## Instructions for the task:
Reproduce the listing below in full and without alteration, apart from its pictures.

[Data entries]
◆ ◆ ◆ ◆ ◆

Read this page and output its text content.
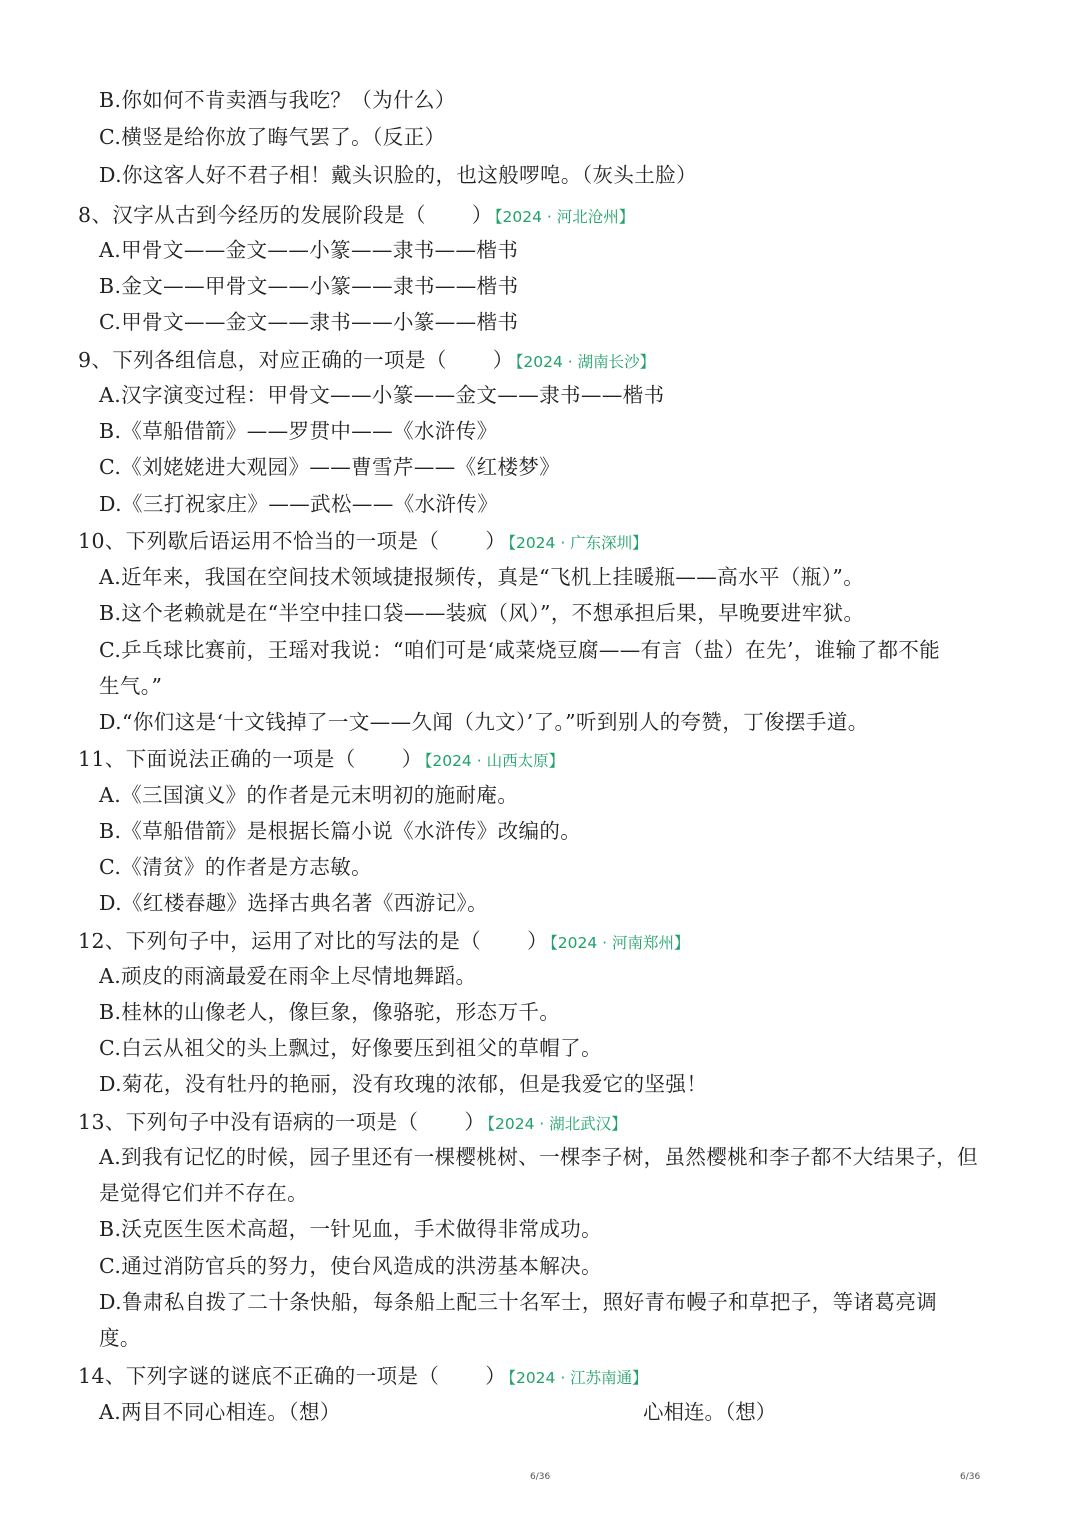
B.你如何不肯卖酒与我吃？（为什么）
C.横竖是给你放了晦气罢了。（反正）
D.你这客人好不君子相！戴头识脸的，也这般啰唣。（灰头土脸）
8、汉字从古到今经历的发展阶段是（ ） 【2024 · 河北沧州】
A.甲骨文——金文——小篆——隶书——楷书
B.金文——甲骨文——小篆——隶书——楷书
C.甲骨文——金文——隶书——小篆——楷书
9、下列各组信息，对应正确的一项是（ ） 【2024 · 湖南长沙】
A.汉字演变过程：甲骨文——小篆——金文——隶书——楷书
B.《草船借箭》——罗贯中——《水浒传》
C.《刘姥姥进大观园》——曹雪芹——《红楼梦》
D.《三打祝家庄》——武松——《水浒传》
10、下列歇后语运用不恰当的一项是（ ） 【2024 · 广东深圳】
A.近年来，我国在空间技术领域捷报频传，真是“飞机上挂暖瓶——高水平（瓶）”。
B.这个老赖就是在“半空中挂口袋——装疯（风）”，不想承担后果，早晚要进牢狱。
C.乒乓球比赛前，王瑶对我说：“咱们可是‘咸菜烧豆腐——有言（盐）在先’，谁输了都不能
生气。”
D.“你们这是‘十文钱掉了一文——久闻（九文）’了。”听到别人的夸赞，丁俊摆手道。
11、下面说法正确的一项是（ ） 【2024 · 山西太原】
A.《三国演义》的作者是元末明初的施耐庵。
B.《草船借箭》是根据长篇小说《水浒传》改编的。
C.《清贫》的作者是方志敏。
D.《红楼春趣》选择古典名著《西游记》。
12、下列句子中，运用了对比的写法的是（ ） 【2024 · 河南郑州】
A.顽皮的雨滴最爱在雨伞上尽情地舞蹈。
B.桂林的山像老人，像巨象，像骆驼，形态万千。
C.白云从祖父的头上飘过，好像要压到祖父的草帽了。
D.菊花，没有牡丹的艳丽，没有玫瑰的浓郁，但是我爱它的坚强！
13、下列句子中没有语病的一项是（ ） 【2024 · 湖北武汉】
A.到我有记忆的时候，园子里还有一棵樱桃树、一棵李子树，虽然樱桃和李子都不大结果子，但
是觉得它们并不存在。
B.沃克医生医术高超，一针见血，手术做得非常成功。
C.通过消防官兵的努力，使台风造成的洪涝基本解决。
D.鲁肃私自拨了二十条快船，每条船上配三十名军士，照好青布幔子和草把子，等诸葛亮调
度。
14、下列字谜的谜底不正确的一项是（ ） 【2024 · 江苏南通】
A.两目不同心相连。（想）	心相连。（想）
6/36	6/36
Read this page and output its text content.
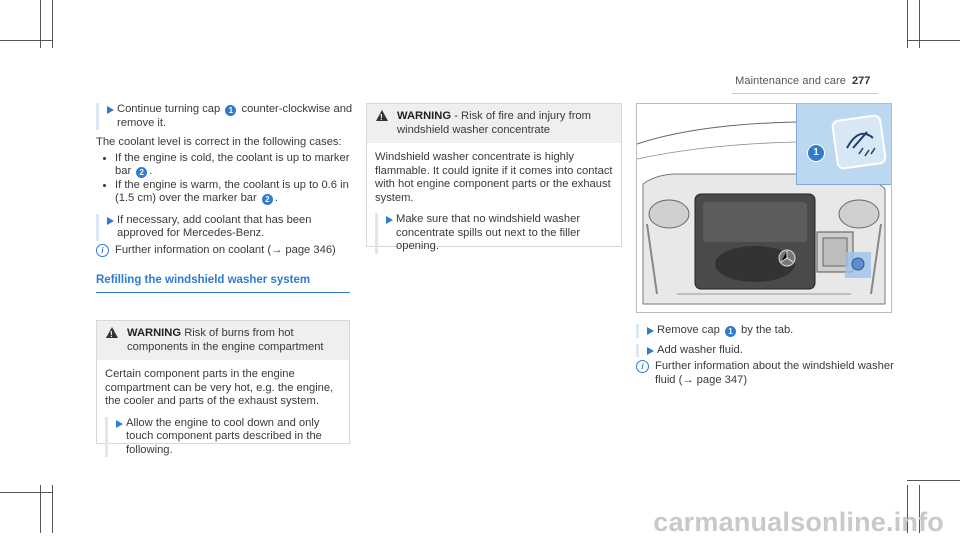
Maintenance and care 277
Continue turning cap 1 counter-clockwise and remove it.
The coolant level is correct in the following cases:
If the engine is cold, the coolant is up to marker bar 2 .
If the engine is warm, the coolant is up to 0.6 in (1.5 cm) over the marker bar 2 .
If necessary, add coolant that has been approved for Mercedes-Benz.
i	Further information on coolant (→ page 346)
Refilling the windshield washer system
!
WARNING Risk of burns from hot components in the engine compartment
Certain component parts in the engine compartment can be very hot, e.g. the engine, the cooler and parts of the exhaust system.
Allow the engine to cool down and only touch component parts described in the following.
!
WARNING - Risk of fire and injury from windshield washer concentrate
Windshield washer concentrate is highly flammable. It could ignite if it comes into contact with hot engine component parts or the exhaust system.
Make sure that no windshield washer concentrate spills out next to the filler opening.
1
Remove cap 1 by the tab.
Add washer fluid.
i	Further information about the windshield washer fluid (→ page 347)
carmanualsonline.info
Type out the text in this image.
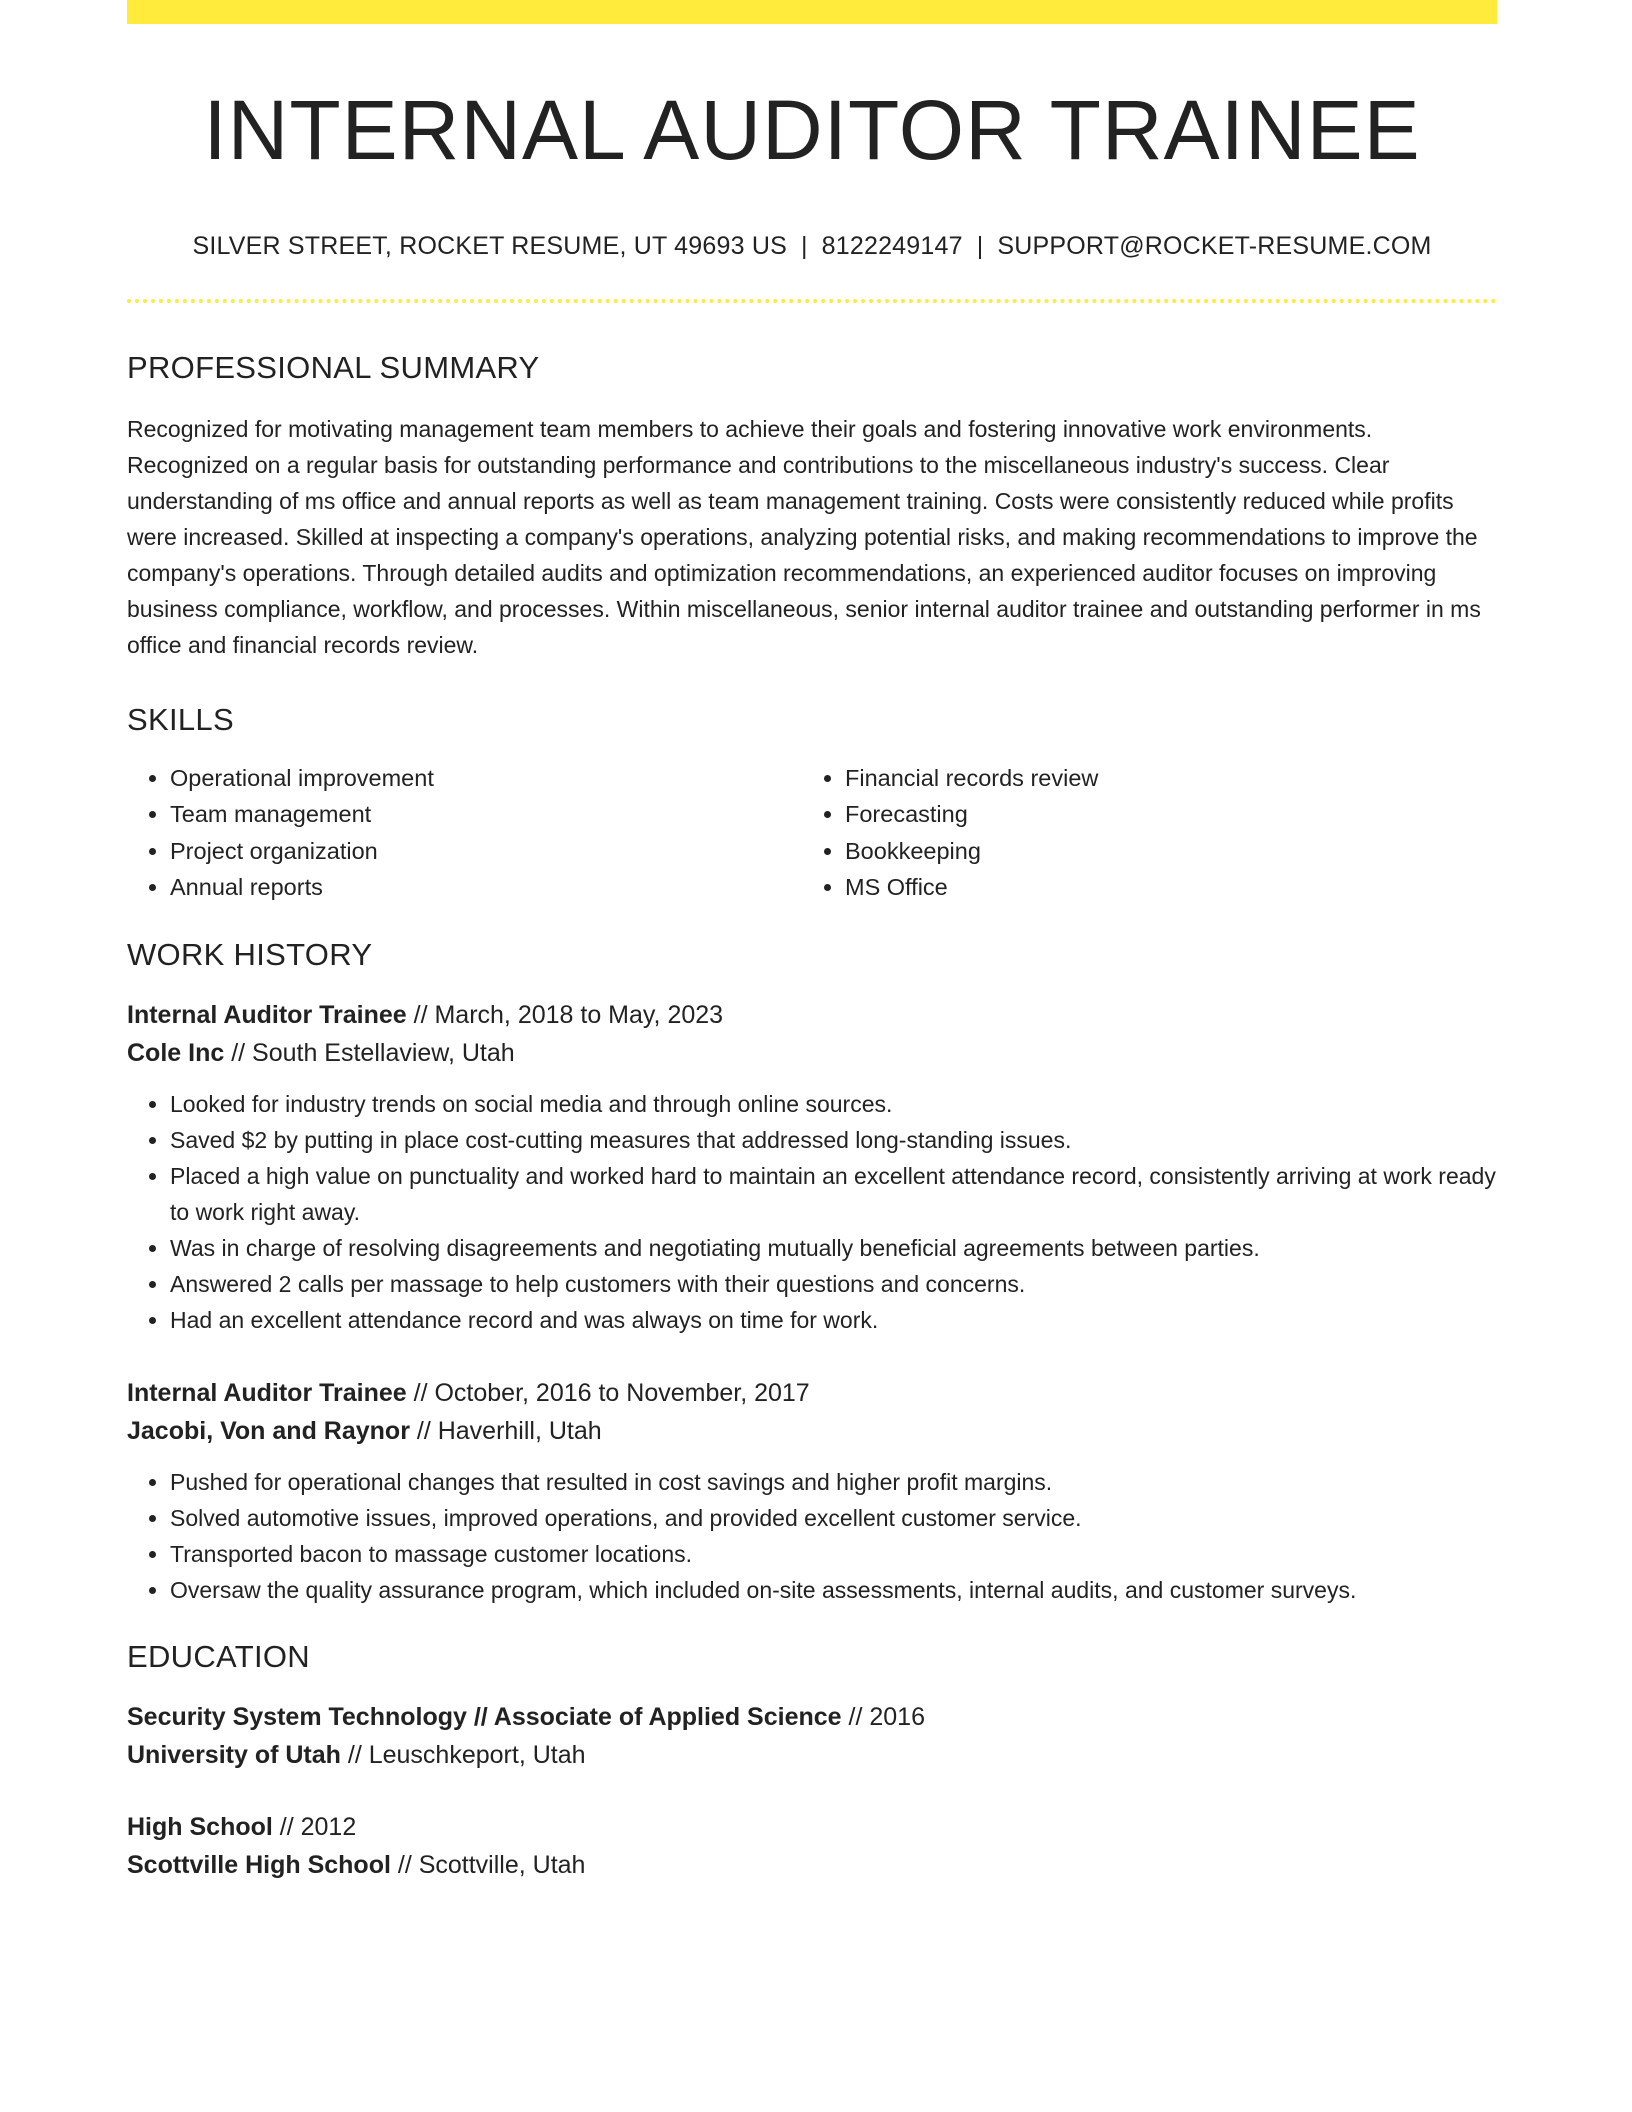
INTERNAL AUDITOR TRAINEE
SILVER STREET, ROCKET RESUME, UT 49693 US | 8122249147 | SUPPORT@ROCKET-RESUME.COM
PROFESSIONAL SUMMARY

Recognized for motivating management team members to achieve their goals and fostering innovative work environments. Recognized on a regular basis for outstanding performance and contributions to the miscellaneous industry's success. Clear understanding of ms office and annual reports as well as team management training. Costs were consistently reduced while profits were increased. Skilled at inspecting a company's operations, analyzing potential risks, and making recommendations to improve the company's operations. Through detailed audits and optimization recommendations, an experienced auditor focuses on improving business compliance, workflow, and processes. Within miscellaneous, senior internal auditor trainee and outstanding performer in ms office and financial records review.

SKILLS
• Operational improvement
• Team management
• Project organization
• Annual reports
• Financial records review
• Forecasting
• Bookkeeping
• MS Office
WORK HISTORY
Internal Auditor Trainee // March, 2018 to May, 2023
Cole Inc // South Estellaview, Utah
• Looked for industry trends on social media and through online sources.
• Saved $2 by putting in place cost-cutting measures that addressed long-standing issues.
• Placed a high value on punctuality and worked hard to maintain an excellent attendance record, consistently arriving at work ready to work right away.
• Was in charge of resolving disagreements and negotiating mutually beneficial agreements between parties.
• Answered 2 calls per massage to help customers with their questions and concerns.
• Had an excellent attendance record and was always on time for work.
Internal Auditor Trainee // October, 2016 to November, 2017
Jacobi, Von and Raynor // Haverhill, Utah
• Pushed for operational changes that resulted in cost savings and higher profit margins.
• Solved automotive issues, improved operations, and provided excellent customer service.
• Transported bacon to massage customer locations.
• Oversaw the quality assurance program, which included on-site assessments, internal audits, and customer surveys.
EDUCATION
Security System Technology // Associate of Applied Science // 2016
University of Utah // Leuschkeport, Utah
High School // 2012
Scottville High School // Scottville, Utah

◆ ◆ ◆ ◆ ◆

## Output below:
Read this page and output its text content.
B.你如何不肯卖酒与我吃？（为什么）
C.横竖是给你放了晦气罢了。（反正）
D.你这客人好不君子相！戴头识脸的，也这般啰唣。（灰头土脸）
8、汉字从古到今经历的发展阶段是（ ） 【2024 · 河北沧州】
A.甲骨文——金文——小篆——隶书——楷书
B.金文——甲骨文——小篆——隶书——楷书
C.甲骨文——金文——隶书——小篆——楷书
9、下列各组信息，对应正确的一项是（ ） 【2024 · 湖南长沙】
A.汉字演变过程：甲骨文——小篆——金文——隶书——楷书
B.《草船借箭》——罗贯中——《水浒传》
C.《刘姥姥进大观园》——曹雪芹——《红楼梦》
D.《三打祝家庄》——武松——《水浒传》
10、下列歇后语运用不恰当的一项是（ ） 【2024 · 广东深圳】
A.近年来，我国在空间技术领域捷报频传，真是“飞机上挂暖瓶——高水平（瓶）”。
B.这个老赖就是在“半空中挂口袋——装疯（风）”，不想承担后果，早晚要进牢狱。
C.乒乓球比赛前，王瑶对我说：“咱们可是‘咸菜烧豆腐——有言（盐）在先’，谁输了都不能
生气。”
D.“你们这是‘十文钱掉了一文——久闻（九文）’了。”听到别人的夸赞，丁俊摆手道。
11、下面说法正确的一项是（ ） 【2024 · 山西太原】
A.《三国演义》的作者是元末明初的施耐庵。
B.《草船借箭》是根据长篇小说《水浒传》改编的。
C.《清贫》的作者是方志敏。
D.《红楼春趣》选择古典名著《西游记》。
12、下列句子中，运用了对比的写法的是（ ） 【2024 · 河南郑州】
A.顽皮的雨滴最爱在雨伞上尽情地舞蹈。
B.桂林的山像老人，像巨象，像骆驼，形态万千。
C.白云从祖父的头上飘过，好像要压到祖父的草帽了。
D.菊花，没有牡丹的艳丽，没有玫瑰的浓郁，但是我爱它的坚强！
13、下列句子中没有语病的一项是（ ） 【2024 · 湖北武汉】
A.到我有记忆的时候，园子里还有一棵樱桃树、一棵李子树，虽然樱桃和李子都不大结果子，但
是觉得它们并不存在。
B.沃克医生医术高超，一针见血，手术做得非常成功。
C.通过消防官兵的努力，使台风造成的洪涝基本解决。
D.鲁肃私自拨了二十条快船，每条船上配三十名军士，照好青布幔子和草把子，等诸葛亮调
度。
14、下列字谜的谜底不正确的一项是（ ） 【2024 · 江苏南通】
A.两目不同心相连。（想）	心相连。（想）
6/36	6/36
Read this page and output its text content.
Maintenance and care 277
Continue turning cap 1 counter-clockwise and remove it.
The coolant level is correct in the following cases:
If the engine is cold, the coolant is up to marker bar 2 .
If the engine is warm, the coolant is up to 0.6 in (1.5 cm) over the marker bar 2 .
If necessary, add coolant that has been approved for Mercedes-Benz.
i	Further information on coolant (→ page 346)
Refilling the windshield washer system
!
WARNING Risk of burns from hot components in the engine compartment
Certain component parts in the engine compartment can be very hot, e.g. the engine, the cooler and parts of the exhaust system.
Allow the engine to cool down and only touch component parts described in the following.
!
WARNING - Risk of fire and injury from windshield washer concentrate
Windshield washer concentrate is highly flammable. It could ignite if it comes into contact with hot engine component parts or the exhaust system.
Make sure that no windshield washer concentrate spills out next to the filler opening.
1
Remove cap 1 by the tab.
Add washer fluid.
i	Further information about the windshield washer fluid (→ page 347)
carmanualsonline.info
Type out the text in this image.
INTERNAL AUDITOR TRAINEE
SILVER STREET, ROCKET RESUME, UT 49693 US | 8122249147 | SUPPORT@ROCKET-RESUME.COM
PROFESSIONAL SUMMARY

Recognized for motivating management team members to achieve their goals and fostering innovative work environments. Recognized on a regular basis for outstanding performance and contributions to the miscellaneous industry's success. Clear understanding of ms office and annual reports as well as team management training. Costs were consistently reduced while profits were increased. Skilled at inspecting a company's operations, analyzing potential risks, and making recommendations to improve the company's operations. Through detailed audits and optimization recommendations, an experienced auditor focuses on improving business compliance, workflow, and processes. Within miscellaneous, senior internal auditor trainee and outstanding performer in ms office and financial records review.

SKILLS
• Operational improvement
• Team management
• Project organization
• Annual reports
• Financial records review
• Forecasting
• Bookkeeping
• MS Office
WORK HISTORY
Internal Auditor Trainee // March, 2018 to May, 2023
Cole Inc // South Estellaview, Utah
• Looked for industry trends on social media and through online sources.
• Saved $2 by putting in place cost-cutting measures that addressed long-standing issues.
• Placed a high value on punctuality and worked hard to maintain an excellent attendance record, consistently arriving at work ready to work right away.
• Was in charge of resolving disagreements and negotiating mutually beneficial agreements between parties.
• Answered 2 calls per massage to help customers with their questions and concerns.
• Had an excellent attendance record and was always on time for work.
Internal Auditor Trainee // October, 2016 to November, 2017
Jacobi, Von and Raynor // Haverhill, Utah
• Pushed for operational changes that resulted in cost savings and higher profit margins.
• Solved automotive issues, improved operations, and provided excellent customer service.
• Transported bacon to massage customer locations.
• Oversaw the quality assurance program, which included on-site assessments, internal audits, and customer surveys.
EDUCATION
Security System Technology // Associate of Applied Science // 2016
University of Utah // Leuschkeport, Utah
High School // 2012
Scottville High School // Scottville, Utah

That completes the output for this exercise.